● **Required task**
From the entries below, copy every line holding the word "JSON".

● **Entries supplied**
## start

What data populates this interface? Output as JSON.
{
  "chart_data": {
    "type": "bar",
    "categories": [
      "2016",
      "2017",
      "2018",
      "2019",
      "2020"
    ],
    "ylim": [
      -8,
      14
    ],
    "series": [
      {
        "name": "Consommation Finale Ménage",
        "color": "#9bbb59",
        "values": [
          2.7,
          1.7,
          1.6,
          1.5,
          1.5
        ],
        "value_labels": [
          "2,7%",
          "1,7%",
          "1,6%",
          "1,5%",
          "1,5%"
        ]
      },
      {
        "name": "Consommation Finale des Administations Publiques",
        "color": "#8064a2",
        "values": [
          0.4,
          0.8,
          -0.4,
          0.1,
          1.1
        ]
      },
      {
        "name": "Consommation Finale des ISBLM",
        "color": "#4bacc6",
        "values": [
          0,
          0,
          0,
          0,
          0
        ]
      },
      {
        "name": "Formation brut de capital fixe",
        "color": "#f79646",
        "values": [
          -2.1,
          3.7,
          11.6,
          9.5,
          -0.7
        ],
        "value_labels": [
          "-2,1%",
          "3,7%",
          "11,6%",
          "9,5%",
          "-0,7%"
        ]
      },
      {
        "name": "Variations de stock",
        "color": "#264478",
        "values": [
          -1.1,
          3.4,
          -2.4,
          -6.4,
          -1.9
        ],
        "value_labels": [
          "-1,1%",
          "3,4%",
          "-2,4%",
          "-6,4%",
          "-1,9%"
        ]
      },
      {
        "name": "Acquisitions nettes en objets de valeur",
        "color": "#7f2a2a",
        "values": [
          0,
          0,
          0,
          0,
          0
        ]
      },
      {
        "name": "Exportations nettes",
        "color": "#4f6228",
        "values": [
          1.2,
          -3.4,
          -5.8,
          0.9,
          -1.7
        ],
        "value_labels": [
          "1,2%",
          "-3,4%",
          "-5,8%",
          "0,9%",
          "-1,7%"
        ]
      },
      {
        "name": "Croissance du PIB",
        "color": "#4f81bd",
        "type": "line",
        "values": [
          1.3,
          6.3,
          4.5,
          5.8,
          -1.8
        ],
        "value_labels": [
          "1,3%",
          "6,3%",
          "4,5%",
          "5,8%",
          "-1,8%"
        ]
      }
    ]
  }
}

## end
## start

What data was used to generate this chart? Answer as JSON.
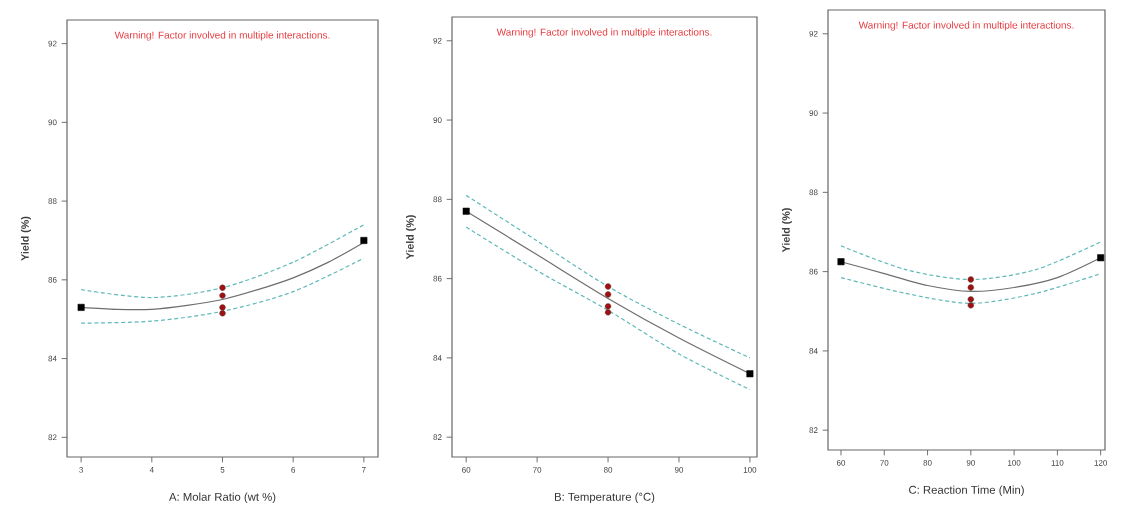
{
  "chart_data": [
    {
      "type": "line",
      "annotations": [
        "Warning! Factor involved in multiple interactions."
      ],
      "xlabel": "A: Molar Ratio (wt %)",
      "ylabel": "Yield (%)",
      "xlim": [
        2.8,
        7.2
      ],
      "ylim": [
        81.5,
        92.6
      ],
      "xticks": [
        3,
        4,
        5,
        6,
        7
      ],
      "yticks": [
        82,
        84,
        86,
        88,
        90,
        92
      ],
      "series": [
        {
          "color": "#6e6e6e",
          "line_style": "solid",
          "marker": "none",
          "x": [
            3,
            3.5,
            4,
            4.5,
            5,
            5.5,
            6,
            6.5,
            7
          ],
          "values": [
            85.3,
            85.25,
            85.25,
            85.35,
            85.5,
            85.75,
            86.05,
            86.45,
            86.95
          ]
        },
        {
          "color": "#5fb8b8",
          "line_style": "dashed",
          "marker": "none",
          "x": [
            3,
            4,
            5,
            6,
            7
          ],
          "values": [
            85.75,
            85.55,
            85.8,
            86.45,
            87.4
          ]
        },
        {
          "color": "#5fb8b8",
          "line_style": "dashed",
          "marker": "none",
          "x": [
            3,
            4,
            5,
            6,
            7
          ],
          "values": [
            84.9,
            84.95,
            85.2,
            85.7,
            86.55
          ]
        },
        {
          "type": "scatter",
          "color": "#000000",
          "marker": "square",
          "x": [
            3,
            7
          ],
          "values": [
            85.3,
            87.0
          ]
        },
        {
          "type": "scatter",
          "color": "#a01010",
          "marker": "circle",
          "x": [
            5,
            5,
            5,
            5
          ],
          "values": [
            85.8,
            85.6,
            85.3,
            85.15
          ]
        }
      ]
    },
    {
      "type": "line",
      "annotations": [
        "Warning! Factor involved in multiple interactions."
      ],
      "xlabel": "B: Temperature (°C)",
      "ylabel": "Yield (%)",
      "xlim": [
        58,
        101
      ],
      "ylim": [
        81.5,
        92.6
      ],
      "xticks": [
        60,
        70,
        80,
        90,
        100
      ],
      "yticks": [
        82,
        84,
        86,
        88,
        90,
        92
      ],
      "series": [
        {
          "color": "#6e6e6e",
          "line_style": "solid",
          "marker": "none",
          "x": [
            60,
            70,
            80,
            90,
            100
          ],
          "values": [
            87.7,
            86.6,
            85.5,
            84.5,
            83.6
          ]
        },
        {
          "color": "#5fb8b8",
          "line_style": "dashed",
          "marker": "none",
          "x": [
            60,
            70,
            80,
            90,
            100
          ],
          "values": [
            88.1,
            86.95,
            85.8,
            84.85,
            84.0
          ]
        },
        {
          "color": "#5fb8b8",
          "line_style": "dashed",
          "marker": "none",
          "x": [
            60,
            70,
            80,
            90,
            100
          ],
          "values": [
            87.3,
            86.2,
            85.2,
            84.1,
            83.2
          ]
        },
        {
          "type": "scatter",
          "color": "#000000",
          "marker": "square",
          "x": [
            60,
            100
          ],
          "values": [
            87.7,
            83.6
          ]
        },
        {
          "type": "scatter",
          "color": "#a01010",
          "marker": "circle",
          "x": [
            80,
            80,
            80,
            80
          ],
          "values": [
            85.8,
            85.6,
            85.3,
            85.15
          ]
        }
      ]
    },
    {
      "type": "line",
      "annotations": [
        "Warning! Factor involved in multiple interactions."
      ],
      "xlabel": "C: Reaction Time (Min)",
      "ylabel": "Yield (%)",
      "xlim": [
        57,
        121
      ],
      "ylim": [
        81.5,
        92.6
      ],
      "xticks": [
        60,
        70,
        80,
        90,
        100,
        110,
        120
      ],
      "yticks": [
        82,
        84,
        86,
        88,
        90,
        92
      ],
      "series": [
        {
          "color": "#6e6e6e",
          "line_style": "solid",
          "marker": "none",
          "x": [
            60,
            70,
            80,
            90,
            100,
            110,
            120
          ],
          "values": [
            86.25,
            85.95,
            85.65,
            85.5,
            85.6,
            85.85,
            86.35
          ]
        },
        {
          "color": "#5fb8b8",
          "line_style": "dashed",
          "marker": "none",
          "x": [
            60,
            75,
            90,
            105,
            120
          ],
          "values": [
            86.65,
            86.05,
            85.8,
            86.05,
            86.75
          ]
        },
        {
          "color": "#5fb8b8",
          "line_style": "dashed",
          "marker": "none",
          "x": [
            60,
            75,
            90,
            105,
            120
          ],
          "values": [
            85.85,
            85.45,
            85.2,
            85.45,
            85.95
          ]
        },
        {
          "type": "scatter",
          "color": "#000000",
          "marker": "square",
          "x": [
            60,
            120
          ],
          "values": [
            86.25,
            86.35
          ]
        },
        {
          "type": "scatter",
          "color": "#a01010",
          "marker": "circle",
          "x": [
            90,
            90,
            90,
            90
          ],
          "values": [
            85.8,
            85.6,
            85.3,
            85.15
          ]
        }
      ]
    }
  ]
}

## end

● **Complete output**
What data populates this interface? Output as JSON.
What data was used to generate this chart? Answer as JSON.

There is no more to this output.